━━━━━ Data to use
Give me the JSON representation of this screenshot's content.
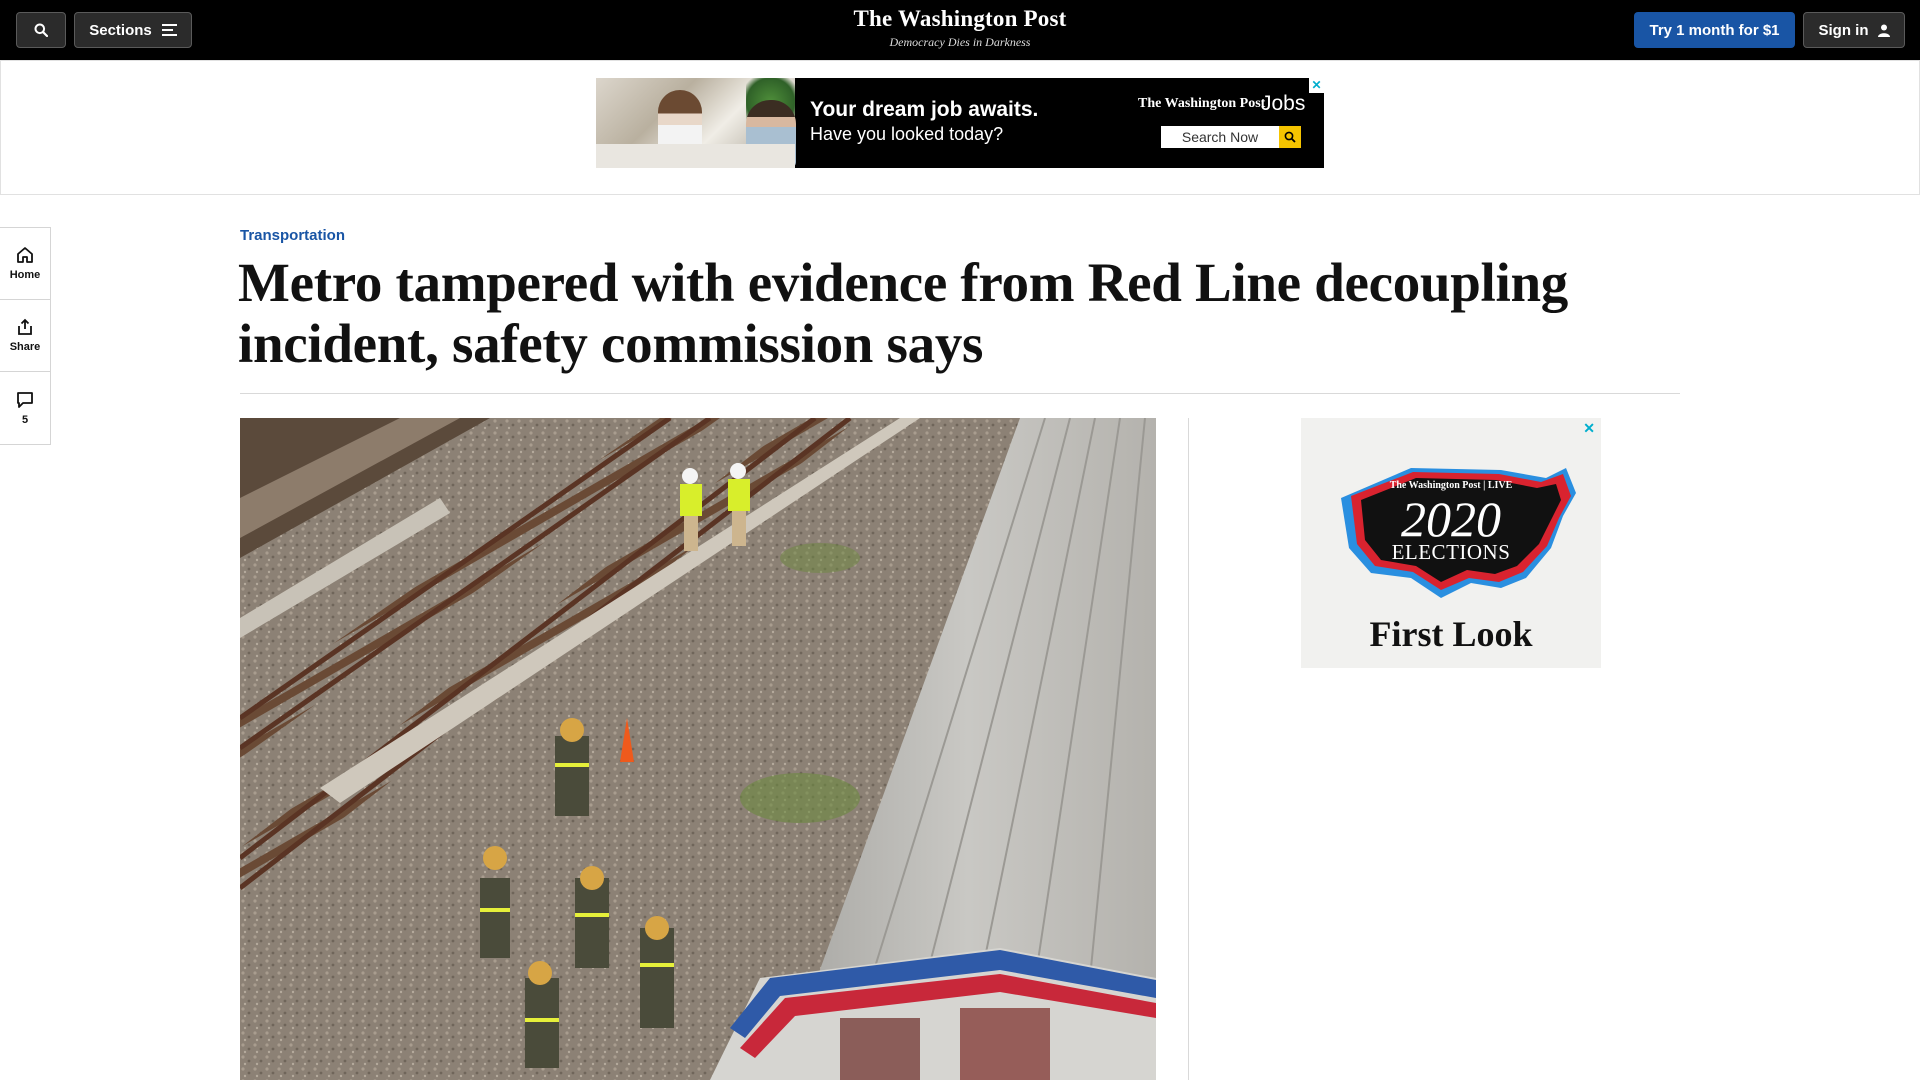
{
  "header": {
    "search_icon": "search-icon",
    "sections_label": "Sections",
    "masthead_name": "The Washington Post",
    "masthead_tagline": "Democracy Dies in Darkness",
    "subscribe_label": "Try 1 month for $1",
    "signin_label": "Sign in"
  },
  "top_ad": {
    "headline": "Your dream job awaits.",
    "subline": "Have you looked today?",
    "brand": "The Washington Post",
    "brand_suffix": "Jobs",
    "search_label": "Search Now",
    "close_label": "✕"
  },
  "rail": {
    "items": [
      {
        "label": "Home",
        "icon": "home-icon"
      },
      {
        "label": "Share",
        "icon": "share-icon"
      },
      {
        "label": "5",
        "icon": "comment-icon"
      }
    ]
  },
  "article": {
    "kicker": "Transportation",
    "headline": "Metro tampered with evidence from Red Line decoupling incident, safety commission says"
  },
  "side_ad": {
    "close_label": "✕",
    "brand": "The Washington Post | LIVE",
    "year": "2020",
    "word": "ELECTIONS",
    "title": "First Look"
  },
  "colors": {
    "topbar_bg": "#000000",
    "subscribe_blue": "#1955a5",
    "kicker_blue": "#1955a5"
  }
}
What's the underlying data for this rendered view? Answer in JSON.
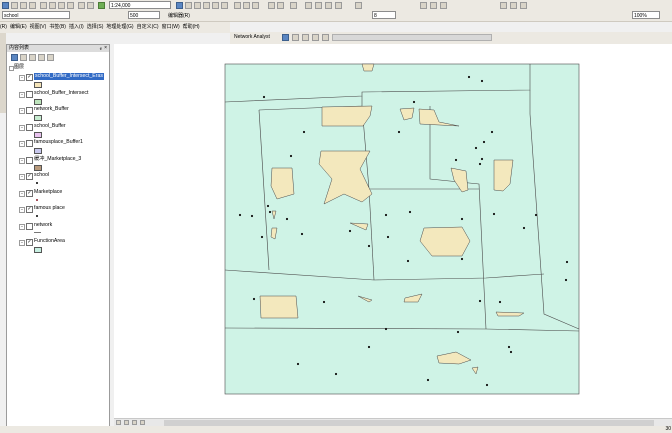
{
  "toolbar": {
    "layer_select": "school",
    "scale": "1:24,000",
    "zoom": "500",
    "editor_label": "编辑器(R)",
    "page_num": "8",
    "zoom_pct": "100%"
  },
  "menu": [
    "(R)",
    "编辑(E)",
    "视图(V)",
    "书签(B)",
    "插入(I)",
    "选择(S)",
    "地理处理(G)",
    "自定义(C)",
    "窗口(W)",
    "帮助(H)"
  ],
  "network_analyst_label": "Network Analyst",
  "toc": {
    "title": "内容列表",
    "pin": "ᵩ",
    "close": "×",
    "root_label": "图层",
    "layers": [
      {
        "label": "school_Buffer_Intersect_Eras",
        "checked": true,
        "symbol": "poly",
        "color": "#f5e4b8",
        "selected": true
      },
      {
        "label": "school_Buffer_Intersect",
        "checked": false,
        "symbol": "poly",
        "color": "#bde4bc"
      },
      {
        "label": "network_Buffer",
        "checked": false,
        "symbol": "poly",
        "color": "#c6ecd0"
      },
      {
        "label": "school_Buffer",
        "checked": false,
        "symbol": "poly",
        "color": "#e9c3ef"
      },
      {
        "label": "famousplace_Buffer1",
        "checked": false,
        "symbol": "poly",
        "color": "#c8c8ee"
      },
      {
        "label": "缓冲_Marketplace_3",
        "checked": false,
        "symbol": "poly",
        "color": "#b89a7c"
      },
      {
        "label": "school",
        "checked": true,
        "symbol": "dot",
        "color": "#000000"
      },
      {
        "label": "Marketplace",
        "checked": true,
        "symbol": "dot",
        "color": "#8a1a2a"
      },
      {
        "label": "famous place",
        "checked": true,
        "symbol": "dot",
        "color": "#000000"
      },
      {
        "label": "network",
        "checked": false,
        "symbol": "line",
        "color": "#777777"
      },
      {
        "label": "FunctionArea",
        "checked": true,
        "symbol": "poly",
        "color": "#c8f0e2"
      }
    ]
  },
  "map": {
    "area_color": "#cff3e6",
    "buffer_color": "#f3e8bd",
    "boundary_color": "#4a4a4a"
  },
  "status": {
    "coords": "30"
  }
}
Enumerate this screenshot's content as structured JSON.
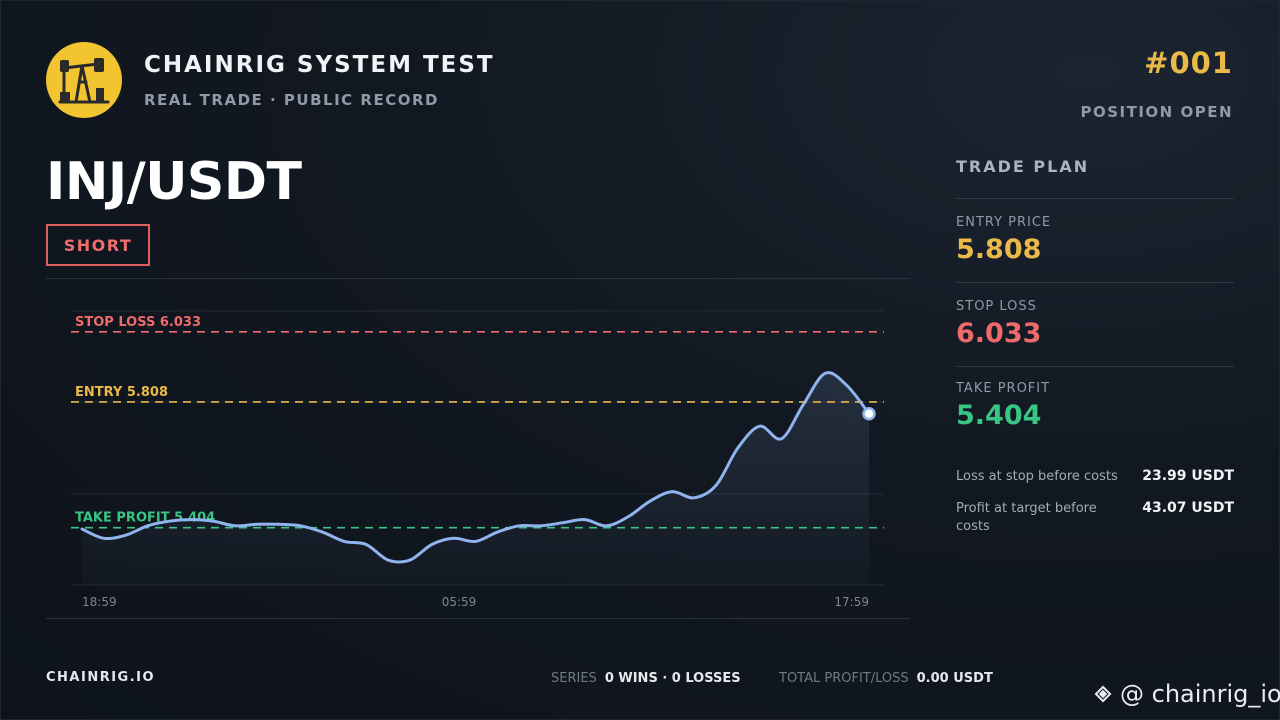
{
  "brand": {
    "title": "CHAINRIG SYSTEM TEST",
    "subtitle": "REAL TRADE · PUBLIC RECORD",
    "logo_icon": "oil-pump-jack-icon",
    "logo_color": "#f2c530"
  },
  "trade": {
    "id": "#001",
    "status": "POSITION OPEN",
    "pair": "INJ/USDT",
    "side": "SHORT"
  },
  "plan": {
    "title": "TRADE PLAN",
    "entry_label": "ENTRY PRICE",
    "entry_value": "5.808",
    "stop_label": "STOP LOSS",
    "stop_value": "6.033",
    "tp_label": "TAKE PROFIT",
    "tp_value": "5.404",
    "loss_label": "Loss at stop before costs",
    "loss_value": "23.99 USDT",
    "profit_label": "Profit at target before costs",
    "profit_value": "43.07 USDT"
  },
  "footer": {
    "site": "CHAINRIG.IO",
    "series_label": "SERIES",
    "series_value": "0 WINS · 0 LOSSES",
    "total_label": "TOTAL PROFIT/LOSS",
    "total_value": "0.00 USDT"
  },
  "watermark": {
    "text": "@ chainrig_io",
    "icon": "binance-diamond-icon"
  },
  "colors": {
    "accent_gold": "#e9b949",
    "stop_red": "#ef6a6b",
    "profit_green": "#39c685",
    "price_line": "#8fb4ee"
  },
  "chart_data": {
    "type": "line",
    "x_tick_labels": [
      "18:59",
      "05:59",
      "17:59"
    ],
    "levels": [
      {
        "label": "STOP LOSS 6.033",
        "value": 6.033,
        "color": "#ef6a6b"
      },
      {
        "label": "ENTRY 5.808",
        "value": 5.808,
        "color": "#e9b949"
      },
      {
        "label": "TAKE PROFIT 5.404",
        "value": 5.404,
        "color": "#39c685"
      }
    ],
    "ylim": [
      5.22,
      6.1
    ],
    "grid": true,
    "series": [
      {
        "values": [
          5.4,
          5.37,
          5.38,
          5.41,
          5.425,
          5.43,
          5.425,
          5.41,
          5.415,
          5.415,
          5.41,
          5.39,
          5.36,
          5.35,
          5.3,
          5.3,
          5.35,
          5.37,
          5.36,
          5.39,
          5.41,
          5.41,
          5.42,
          5.43,
          5.41,
          5.44,
          5.49,
          5.52,
          5.5,
          5.54,
          5.66,
          5.73,
          5.69,
          5.8,
          5.9,
          5.86,
          5.77
        ]
      }
    ]
  }
}
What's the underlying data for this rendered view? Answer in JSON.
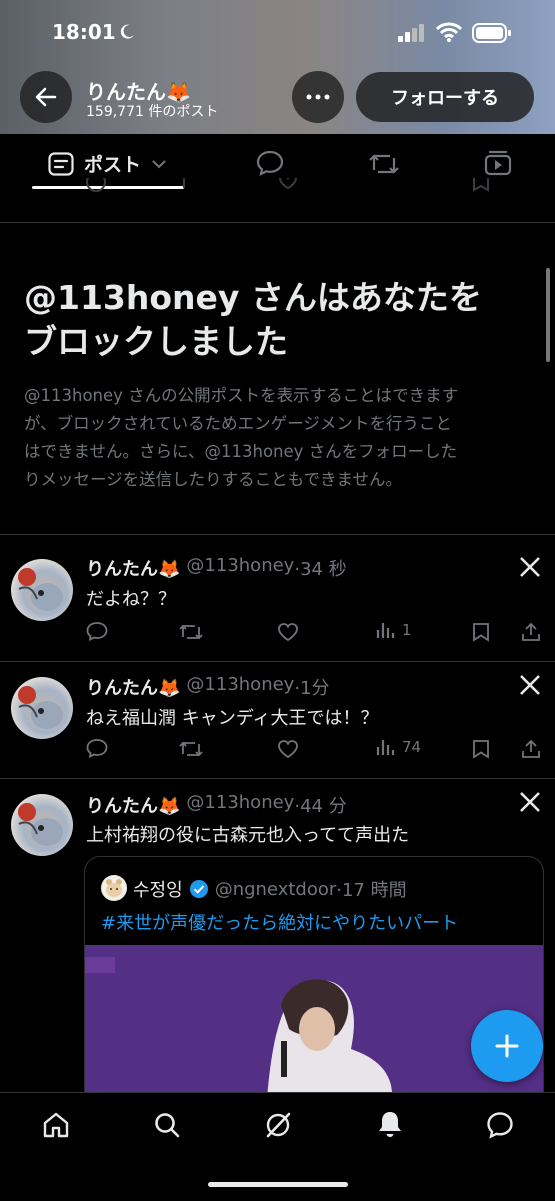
{
  "status": {
    "time": "18:01"
  },
  "header": {
    "name": "りんたん🦊",
    "post_count": "159,771 件のポスト",
    "follow_label": "フォローする"
  },
  "tabs": {
    "posts_label": "ポスト"
  },
  "block": {
    "title_line1": "@113honey さんはあなたを",
    "title_line2": "ブロックしました",
    "desc_lines": [
      "@113honey さんの公開ポストを表示することはできます",
      "が、ブロックされているためエンゲージメントを行うこと",
      "はできません。さらに、@113honey さんをフォローした",
      "りメッセージを送信したりすることもできません。"
    ]
  },
  "tweets": [
    {
      "name": "りんたん🦊",
      "handle": "@113honey",
      "time": "·34 秒",
      "text": "だよね？？",
      "views": "1"
    },
    {
      "name": "りんたん🦊",
      "handle": "@113honey",
      "time": "·1分",
      "text": "ねえ福山潤 キャンディ大王では！？",
      "views": "74"
    },
    {
      "name": "りんたん🦊",
      "handle": "@113honey",
      "time": "·44 分",
      "text": "上村祐翔の役に古森元也入ってて声出た",
      "views": ""
    }
  ],
  "quote": {
    "name": "수정잉",
    "handle": "@ngnextdoor",
    "time": "·17 時間",
    "text": "#来世が声優だったら絶対にやりたいパート"
  },
  "colors": {
    "accent": "#1d9bf0",
    "muted": "#71767b",
    "text": "#e7e9ea",
    "bg": "#000000"
  }
}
━━━━━━━━━━
Copy each line of the preceding data that contains the string "content".

■ **Written solution**
Give me the JSON representation of this screenshot's content.
Enumerate this screenshot's content as structured JSON.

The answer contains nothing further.